**WHAT THE TASK ASKS:**
Find how many lines contain "this" and state only that number.

____ THE INPUT

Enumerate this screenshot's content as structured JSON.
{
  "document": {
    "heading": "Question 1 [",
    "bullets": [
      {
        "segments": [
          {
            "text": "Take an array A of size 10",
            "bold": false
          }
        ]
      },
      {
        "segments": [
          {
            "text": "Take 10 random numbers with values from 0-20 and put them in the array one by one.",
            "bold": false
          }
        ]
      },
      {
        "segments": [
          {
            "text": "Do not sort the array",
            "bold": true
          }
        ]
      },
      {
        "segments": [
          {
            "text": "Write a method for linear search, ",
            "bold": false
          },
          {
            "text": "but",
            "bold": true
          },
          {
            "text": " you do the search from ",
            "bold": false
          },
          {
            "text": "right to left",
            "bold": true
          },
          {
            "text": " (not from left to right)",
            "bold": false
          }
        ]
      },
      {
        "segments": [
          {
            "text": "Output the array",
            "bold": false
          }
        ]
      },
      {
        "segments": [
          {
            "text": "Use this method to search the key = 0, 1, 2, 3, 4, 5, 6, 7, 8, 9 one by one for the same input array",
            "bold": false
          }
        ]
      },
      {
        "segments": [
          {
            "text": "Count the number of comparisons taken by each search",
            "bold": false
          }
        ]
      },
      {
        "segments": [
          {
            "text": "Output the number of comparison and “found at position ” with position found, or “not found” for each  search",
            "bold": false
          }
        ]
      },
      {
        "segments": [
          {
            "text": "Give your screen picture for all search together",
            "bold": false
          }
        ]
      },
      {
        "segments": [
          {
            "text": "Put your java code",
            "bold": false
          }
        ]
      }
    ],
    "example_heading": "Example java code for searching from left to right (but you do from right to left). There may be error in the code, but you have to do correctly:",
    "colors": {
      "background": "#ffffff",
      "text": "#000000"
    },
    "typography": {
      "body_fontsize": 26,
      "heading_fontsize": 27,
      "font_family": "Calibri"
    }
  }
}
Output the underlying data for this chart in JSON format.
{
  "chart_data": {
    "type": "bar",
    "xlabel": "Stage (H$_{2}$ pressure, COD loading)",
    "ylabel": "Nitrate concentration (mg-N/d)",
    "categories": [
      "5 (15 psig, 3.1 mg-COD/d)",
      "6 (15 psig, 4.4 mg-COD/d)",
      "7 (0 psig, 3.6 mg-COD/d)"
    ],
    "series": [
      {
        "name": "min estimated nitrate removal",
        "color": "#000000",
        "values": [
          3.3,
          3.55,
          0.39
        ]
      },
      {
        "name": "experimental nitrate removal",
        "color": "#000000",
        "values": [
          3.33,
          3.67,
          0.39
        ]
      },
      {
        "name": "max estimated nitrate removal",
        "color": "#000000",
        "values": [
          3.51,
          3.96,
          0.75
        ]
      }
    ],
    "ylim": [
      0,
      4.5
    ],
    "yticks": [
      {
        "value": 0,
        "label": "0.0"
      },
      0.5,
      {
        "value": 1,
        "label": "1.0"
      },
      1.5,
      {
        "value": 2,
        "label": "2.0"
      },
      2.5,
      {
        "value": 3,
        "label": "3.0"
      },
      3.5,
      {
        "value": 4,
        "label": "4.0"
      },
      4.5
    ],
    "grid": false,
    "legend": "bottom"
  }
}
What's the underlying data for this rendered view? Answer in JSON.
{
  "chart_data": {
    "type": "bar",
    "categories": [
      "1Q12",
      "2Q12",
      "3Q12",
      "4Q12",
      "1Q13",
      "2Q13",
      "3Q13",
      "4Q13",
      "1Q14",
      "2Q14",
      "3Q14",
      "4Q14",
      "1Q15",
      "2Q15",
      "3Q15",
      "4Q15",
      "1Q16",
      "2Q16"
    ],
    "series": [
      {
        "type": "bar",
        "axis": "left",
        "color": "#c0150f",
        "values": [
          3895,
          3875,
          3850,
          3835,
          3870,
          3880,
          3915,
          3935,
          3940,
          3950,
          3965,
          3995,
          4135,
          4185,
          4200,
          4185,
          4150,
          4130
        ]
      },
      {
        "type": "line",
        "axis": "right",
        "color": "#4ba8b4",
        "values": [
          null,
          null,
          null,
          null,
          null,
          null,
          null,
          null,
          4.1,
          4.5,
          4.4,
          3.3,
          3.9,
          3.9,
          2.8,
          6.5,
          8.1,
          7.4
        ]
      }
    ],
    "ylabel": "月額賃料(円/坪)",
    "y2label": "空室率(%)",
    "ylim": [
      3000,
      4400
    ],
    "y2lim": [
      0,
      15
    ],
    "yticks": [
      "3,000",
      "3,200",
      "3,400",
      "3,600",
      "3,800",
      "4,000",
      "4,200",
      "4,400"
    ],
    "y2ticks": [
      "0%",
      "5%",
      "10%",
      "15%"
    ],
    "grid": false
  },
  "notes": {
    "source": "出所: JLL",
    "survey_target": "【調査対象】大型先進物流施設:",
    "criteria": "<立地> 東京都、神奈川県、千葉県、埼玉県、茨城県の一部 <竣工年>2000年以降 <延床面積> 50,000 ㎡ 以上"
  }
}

________

**RESULT BELOW:**
4